Task goal:
State how many lines in the listing below include the word "complexity", and add nothing besides the number.

Exercise data:
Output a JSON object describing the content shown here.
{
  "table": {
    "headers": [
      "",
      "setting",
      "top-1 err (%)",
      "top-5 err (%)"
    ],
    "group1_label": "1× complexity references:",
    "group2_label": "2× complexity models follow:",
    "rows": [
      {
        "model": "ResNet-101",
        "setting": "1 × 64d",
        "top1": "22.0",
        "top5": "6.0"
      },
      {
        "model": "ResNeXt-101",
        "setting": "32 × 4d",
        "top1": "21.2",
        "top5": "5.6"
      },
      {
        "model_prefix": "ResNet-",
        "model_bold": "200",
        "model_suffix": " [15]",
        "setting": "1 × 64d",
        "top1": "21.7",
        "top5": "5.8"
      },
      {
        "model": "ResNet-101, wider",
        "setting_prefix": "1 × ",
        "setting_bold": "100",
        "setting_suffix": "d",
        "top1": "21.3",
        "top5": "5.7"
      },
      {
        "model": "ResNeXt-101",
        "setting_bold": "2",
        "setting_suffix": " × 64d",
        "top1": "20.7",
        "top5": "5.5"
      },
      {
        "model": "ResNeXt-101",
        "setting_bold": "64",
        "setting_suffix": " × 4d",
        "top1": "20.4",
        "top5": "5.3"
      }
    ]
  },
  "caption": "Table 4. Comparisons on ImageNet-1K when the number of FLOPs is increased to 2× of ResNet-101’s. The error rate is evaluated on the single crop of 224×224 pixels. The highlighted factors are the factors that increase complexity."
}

Result for this task:
3